::: Exercise input

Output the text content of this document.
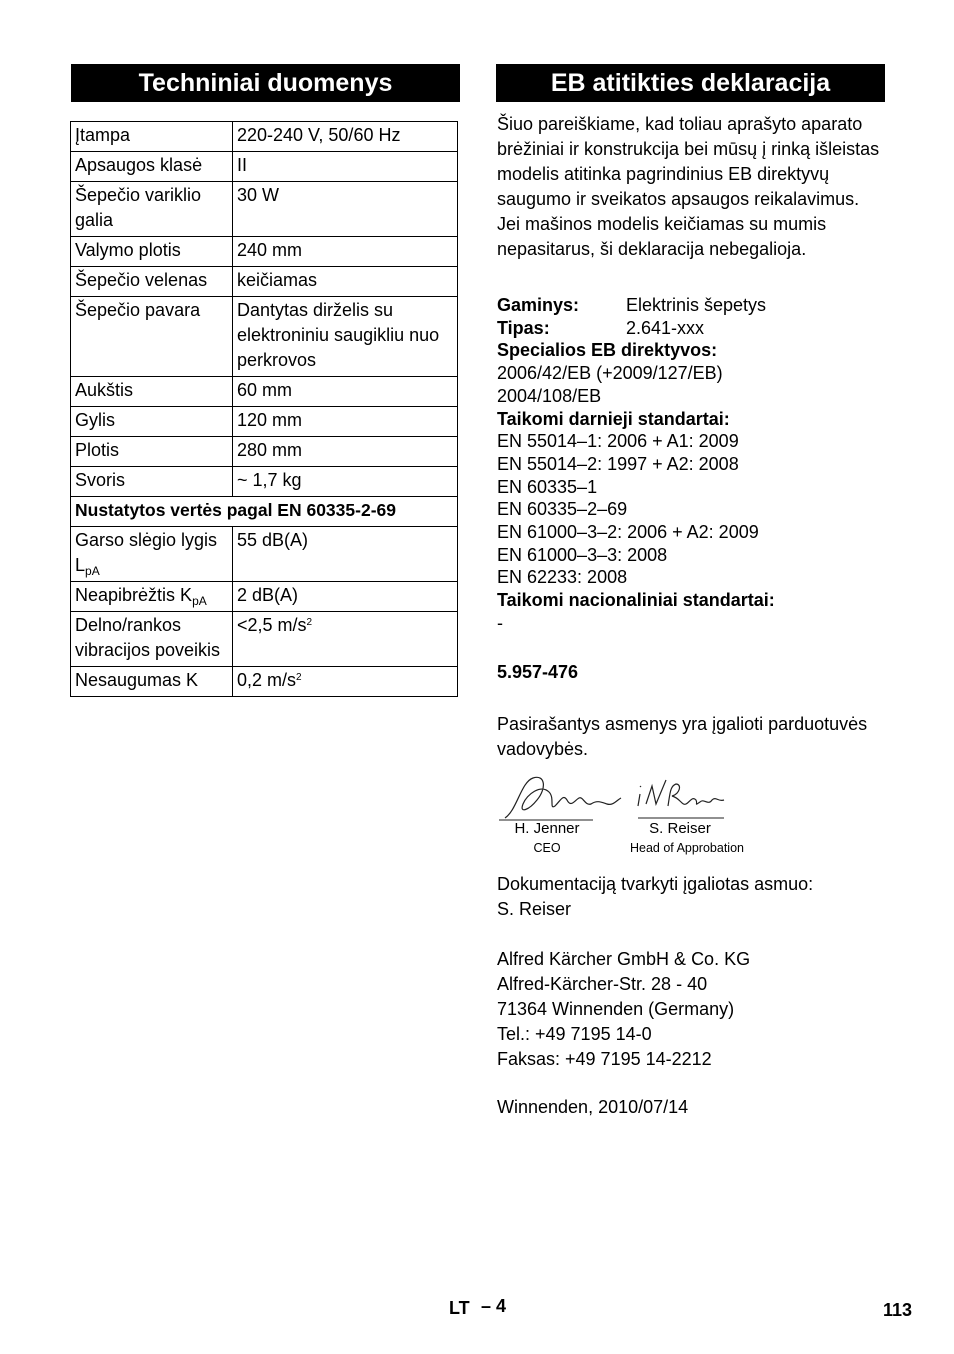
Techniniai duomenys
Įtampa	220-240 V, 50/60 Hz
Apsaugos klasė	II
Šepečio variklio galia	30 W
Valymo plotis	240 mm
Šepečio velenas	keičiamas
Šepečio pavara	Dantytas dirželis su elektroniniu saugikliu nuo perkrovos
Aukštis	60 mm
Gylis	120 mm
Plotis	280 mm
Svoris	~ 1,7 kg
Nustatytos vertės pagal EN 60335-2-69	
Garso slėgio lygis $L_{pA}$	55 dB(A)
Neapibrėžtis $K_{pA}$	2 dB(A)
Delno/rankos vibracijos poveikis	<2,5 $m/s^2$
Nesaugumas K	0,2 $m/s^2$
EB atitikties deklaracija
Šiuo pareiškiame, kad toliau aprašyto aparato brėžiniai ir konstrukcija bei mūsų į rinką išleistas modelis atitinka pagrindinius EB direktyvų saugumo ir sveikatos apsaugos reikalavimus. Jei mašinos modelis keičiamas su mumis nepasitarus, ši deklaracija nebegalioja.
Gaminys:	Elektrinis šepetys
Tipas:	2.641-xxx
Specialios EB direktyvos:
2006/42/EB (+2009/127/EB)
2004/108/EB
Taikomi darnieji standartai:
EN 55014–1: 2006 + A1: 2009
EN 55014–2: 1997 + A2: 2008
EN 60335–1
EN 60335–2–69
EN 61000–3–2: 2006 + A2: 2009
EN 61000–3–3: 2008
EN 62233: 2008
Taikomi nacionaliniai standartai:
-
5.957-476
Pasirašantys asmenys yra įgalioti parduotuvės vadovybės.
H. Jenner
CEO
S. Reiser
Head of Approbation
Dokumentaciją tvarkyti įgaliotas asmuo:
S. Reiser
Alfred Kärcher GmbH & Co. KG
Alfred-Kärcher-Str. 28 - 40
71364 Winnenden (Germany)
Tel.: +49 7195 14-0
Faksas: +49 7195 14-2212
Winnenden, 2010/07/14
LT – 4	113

::::::

*Stated exercise*. Pick out lines containing the word "Taikomi", each one as written.

*Solution to this task*.
Taikomi darnieji standartai:
Taikomi nacionaliniai standartai:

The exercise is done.